» **SUPPLIED INFORMATION**:
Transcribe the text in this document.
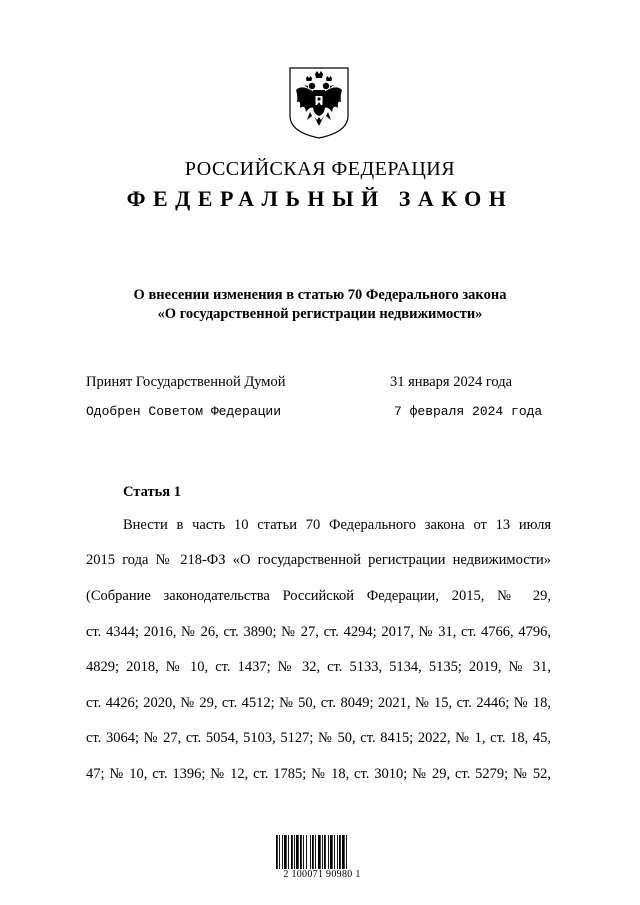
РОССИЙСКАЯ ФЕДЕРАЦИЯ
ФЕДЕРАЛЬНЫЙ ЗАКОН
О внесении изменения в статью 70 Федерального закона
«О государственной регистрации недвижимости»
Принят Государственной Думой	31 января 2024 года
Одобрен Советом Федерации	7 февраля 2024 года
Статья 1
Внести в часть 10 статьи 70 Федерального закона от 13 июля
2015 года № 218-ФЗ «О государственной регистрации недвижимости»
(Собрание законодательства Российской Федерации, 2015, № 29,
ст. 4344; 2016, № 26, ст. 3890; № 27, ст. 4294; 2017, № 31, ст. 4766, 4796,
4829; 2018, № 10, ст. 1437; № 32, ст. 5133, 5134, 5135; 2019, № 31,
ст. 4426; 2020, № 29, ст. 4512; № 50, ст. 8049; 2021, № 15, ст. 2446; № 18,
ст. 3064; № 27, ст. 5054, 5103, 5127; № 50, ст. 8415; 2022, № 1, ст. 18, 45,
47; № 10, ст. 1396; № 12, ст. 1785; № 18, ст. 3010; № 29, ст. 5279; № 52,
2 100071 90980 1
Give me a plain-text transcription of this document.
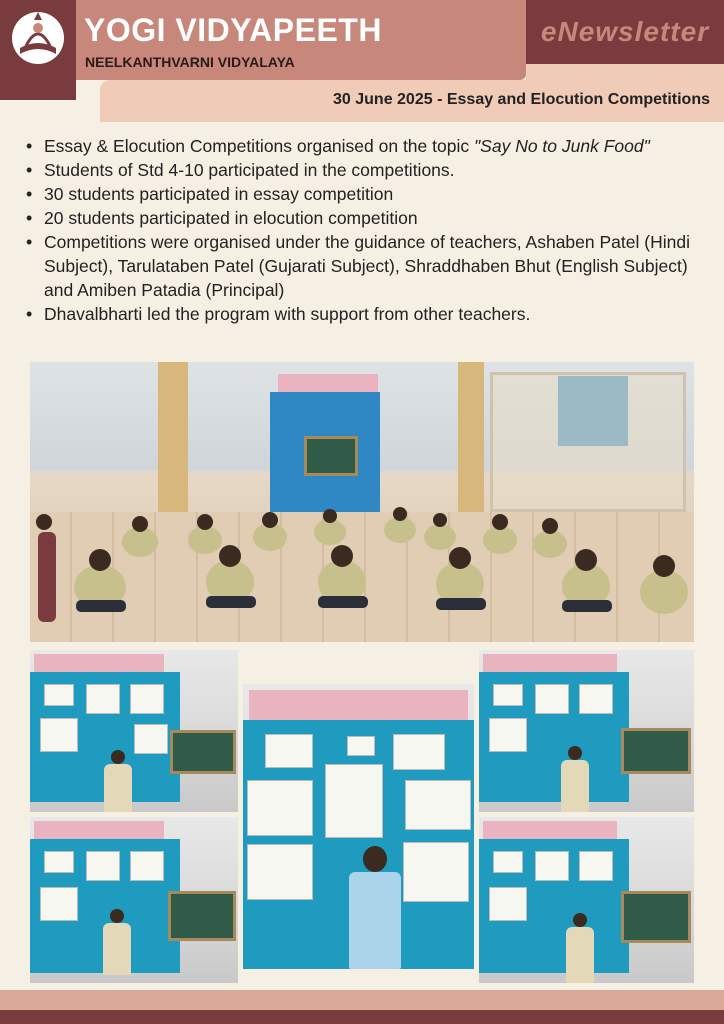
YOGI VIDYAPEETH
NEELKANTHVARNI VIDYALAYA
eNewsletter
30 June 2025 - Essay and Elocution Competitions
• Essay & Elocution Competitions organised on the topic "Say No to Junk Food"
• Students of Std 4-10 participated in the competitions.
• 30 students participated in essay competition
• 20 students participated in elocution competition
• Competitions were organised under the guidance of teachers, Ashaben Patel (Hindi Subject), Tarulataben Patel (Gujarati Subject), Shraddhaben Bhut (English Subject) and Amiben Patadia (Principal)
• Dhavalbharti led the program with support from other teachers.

» **GIVEN INSTRUCTION**: Out of the preceding entries, pull every line containing the string "participated".

» **WRITTEN RESPONSE**:
• Students of Std 4-10 participated in the competitions.
• 30 students participated in essay competition
• 20 students participated in elocution competition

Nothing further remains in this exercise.